***** INPUT *****

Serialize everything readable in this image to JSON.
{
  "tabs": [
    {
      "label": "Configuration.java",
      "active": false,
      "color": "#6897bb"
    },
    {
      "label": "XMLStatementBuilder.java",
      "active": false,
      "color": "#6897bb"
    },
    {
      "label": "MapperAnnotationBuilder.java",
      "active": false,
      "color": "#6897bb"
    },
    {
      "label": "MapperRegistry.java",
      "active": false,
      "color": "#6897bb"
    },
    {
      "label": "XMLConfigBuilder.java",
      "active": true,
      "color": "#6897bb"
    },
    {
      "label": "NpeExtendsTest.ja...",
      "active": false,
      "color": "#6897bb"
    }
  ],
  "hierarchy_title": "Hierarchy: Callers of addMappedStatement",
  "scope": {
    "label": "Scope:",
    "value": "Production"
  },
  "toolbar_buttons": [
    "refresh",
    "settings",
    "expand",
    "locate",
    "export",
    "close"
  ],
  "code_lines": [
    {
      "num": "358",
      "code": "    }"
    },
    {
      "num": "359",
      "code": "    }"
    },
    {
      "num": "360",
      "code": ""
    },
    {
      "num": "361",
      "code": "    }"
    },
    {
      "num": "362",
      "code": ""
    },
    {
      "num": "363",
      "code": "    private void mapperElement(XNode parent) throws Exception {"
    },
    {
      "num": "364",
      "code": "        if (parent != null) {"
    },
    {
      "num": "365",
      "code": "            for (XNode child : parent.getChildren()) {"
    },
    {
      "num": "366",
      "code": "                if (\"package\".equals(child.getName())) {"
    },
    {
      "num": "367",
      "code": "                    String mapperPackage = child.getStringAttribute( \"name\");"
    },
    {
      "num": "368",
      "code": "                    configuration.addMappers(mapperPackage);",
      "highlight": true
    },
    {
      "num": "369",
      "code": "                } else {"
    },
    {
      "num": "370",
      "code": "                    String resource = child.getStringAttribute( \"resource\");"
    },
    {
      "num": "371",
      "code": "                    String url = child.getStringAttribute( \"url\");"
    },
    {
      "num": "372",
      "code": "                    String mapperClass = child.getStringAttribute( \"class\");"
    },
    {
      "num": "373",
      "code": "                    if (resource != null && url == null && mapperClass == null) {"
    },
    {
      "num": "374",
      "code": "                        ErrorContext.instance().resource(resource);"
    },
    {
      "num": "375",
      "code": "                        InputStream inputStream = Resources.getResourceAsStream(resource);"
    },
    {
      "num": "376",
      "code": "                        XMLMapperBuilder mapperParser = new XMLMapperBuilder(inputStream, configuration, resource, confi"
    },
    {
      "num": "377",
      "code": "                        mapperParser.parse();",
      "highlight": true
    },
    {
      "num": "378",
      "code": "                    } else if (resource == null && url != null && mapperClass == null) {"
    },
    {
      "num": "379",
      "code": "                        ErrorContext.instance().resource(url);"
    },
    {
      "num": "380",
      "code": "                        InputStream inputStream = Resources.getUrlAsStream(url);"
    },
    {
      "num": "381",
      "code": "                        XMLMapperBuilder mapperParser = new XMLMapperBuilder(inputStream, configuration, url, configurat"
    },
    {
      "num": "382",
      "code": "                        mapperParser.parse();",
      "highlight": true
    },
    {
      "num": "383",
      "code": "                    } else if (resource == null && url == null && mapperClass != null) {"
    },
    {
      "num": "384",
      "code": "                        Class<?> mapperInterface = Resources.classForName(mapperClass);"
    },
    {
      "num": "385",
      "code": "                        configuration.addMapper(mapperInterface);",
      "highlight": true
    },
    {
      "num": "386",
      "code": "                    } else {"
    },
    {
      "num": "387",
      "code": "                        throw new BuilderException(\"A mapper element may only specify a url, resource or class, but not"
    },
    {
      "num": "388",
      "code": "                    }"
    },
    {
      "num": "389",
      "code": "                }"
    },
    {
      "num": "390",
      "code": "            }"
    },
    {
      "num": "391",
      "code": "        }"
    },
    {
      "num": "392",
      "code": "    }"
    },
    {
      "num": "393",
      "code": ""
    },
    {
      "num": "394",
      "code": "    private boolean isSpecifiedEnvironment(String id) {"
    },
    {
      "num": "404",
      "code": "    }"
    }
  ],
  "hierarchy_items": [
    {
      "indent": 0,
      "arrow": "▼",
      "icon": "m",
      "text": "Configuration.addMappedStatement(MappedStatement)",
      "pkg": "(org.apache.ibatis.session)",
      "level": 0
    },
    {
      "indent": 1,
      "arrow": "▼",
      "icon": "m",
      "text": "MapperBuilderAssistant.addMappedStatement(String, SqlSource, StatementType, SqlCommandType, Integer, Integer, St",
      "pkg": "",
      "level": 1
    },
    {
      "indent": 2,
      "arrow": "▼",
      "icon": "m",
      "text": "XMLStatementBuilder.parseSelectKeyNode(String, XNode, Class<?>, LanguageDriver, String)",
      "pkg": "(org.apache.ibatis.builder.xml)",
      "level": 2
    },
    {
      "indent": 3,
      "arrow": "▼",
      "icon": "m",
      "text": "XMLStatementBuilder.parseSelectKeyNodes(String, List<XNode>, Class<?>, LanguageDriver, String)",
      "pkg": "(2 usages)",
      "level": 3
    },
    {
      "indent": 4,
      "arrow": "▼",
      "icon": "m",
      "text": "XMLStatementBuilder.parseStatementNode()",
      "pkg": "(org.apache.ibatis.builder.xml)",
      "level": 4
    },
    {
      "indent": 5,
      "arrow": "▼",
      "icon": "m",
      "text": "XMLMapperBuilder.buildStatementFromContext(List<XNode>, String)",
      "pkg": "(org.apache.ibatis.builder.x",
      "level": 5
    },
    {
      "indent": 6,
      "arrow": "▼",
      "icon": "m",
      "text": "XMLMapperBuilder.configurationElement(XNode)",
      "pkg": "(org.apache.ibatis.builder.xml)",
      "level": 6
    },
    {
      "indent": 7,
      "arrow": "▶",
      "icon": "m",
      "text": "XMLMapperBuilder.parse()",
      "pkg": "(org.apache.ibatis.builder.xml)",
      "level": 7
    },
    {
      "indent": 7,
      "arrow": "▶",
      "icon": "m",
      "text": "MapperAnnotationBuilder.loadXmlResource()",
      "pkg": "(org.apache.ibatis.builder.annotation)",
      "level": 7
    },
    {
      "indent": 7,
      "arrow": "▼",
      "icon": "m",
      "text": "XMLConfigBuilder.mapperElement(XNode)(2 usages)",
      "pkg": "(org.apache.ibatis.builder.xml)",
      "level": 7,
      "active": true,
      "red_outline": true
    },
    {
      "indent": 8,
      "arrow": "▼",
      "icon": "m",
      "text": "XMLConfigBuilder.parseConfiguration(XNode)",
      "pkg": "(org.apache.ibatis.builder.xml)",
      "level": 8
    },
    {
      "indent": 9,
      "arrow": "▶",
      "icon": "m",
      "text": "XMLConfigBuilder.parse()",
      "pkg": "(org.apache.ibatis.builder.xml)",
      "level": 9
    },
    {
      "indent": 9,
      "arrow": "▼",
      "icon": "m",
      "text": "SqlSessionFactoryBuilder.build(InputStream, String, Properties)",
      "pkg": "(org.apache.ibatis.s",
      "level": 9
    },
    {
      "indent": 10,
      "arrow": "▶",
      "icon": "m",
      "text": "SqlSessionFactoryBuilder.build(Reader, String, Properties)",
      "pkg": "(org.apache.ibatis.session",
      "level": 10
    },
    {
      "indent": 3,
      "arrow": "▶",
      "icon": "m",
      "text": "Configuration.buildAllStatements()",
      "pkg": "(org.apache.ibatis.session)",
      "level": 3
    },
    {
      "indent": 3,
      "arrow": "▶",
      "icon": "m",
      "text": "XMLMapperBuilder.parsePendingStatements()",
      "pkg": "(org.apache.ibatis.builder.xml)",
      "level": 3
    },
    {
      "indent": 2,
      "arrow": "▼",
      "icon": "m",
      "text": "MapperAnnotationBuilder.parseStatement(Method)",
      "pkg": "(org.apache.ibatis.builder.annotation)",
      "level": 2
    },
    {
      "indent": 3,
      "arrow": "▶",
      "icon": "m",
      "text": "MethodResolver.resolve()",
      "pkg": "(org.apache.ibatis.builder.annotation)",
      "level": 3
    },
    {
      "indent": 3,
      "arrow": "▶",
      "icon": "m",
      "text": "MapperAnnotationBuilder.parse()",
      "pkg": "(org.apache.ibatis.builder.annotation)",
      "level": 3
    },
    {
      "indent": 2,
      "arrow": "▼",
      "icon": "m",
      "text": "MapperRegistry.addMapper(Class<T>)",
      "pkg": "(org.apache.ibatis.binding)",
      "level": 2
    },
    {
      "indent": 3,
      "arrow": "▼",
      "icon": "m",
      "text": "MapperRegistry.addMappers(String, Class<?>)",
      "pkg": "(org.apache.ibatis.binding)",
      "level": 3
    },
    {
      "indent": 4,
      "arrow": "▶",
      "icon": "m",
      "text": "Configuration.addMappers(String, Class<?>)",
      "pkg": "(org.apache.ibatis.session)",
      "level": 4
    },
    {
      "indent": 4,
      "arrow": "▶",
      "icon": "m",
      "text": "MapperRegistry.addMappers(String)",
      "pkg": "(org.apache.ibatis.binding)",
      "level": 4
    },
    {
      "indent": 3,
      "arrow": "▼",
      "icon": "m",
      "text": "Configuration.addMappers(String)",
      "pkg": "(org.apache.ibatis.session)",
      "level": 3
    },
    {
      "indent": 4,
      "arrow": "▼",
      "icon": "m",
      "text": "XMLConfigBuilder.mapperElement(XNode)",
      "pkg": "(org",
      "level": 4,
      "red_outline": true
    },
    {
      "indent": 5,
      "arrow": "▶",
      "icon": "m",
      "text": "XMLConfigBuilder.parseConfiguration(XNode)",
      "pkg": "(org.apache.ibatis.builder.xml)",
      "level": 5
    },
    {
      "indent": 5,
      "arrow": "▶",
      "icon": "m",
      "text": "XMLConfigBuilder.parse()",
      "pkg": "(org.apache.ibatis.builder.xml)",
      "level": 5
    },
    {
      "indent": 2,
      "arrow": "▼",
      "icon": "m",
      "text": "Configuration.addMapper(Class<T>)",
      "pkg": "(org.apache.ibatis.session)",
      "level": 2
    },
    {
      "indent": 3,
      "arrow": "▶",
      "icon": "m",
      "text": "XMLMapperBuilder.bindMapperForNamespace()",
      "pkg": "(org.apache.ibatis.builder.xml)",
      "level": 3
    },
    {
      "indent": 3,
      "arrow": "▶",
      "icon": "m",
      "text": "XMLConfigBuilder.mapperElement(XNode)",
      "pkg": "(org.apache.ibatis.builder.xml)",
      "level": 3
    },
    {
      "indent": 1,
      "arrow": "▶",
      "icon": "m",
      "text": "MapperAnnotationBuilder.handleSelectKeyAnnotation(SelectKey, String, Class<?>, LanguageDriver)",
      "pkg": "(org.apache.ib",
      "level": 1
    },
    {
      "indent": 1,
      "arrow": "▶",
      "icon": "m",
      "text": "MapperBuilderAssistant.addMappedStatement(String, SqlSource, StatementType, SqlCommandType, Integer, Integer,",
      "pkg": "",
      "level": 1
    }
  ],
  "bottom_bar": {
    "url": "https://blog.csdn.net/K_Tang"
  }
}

*****

[WHAT YOU ARE ASKED TO DO]: Return the number of lines that include the word "private", and nothing else.

[SOLUTION]: 2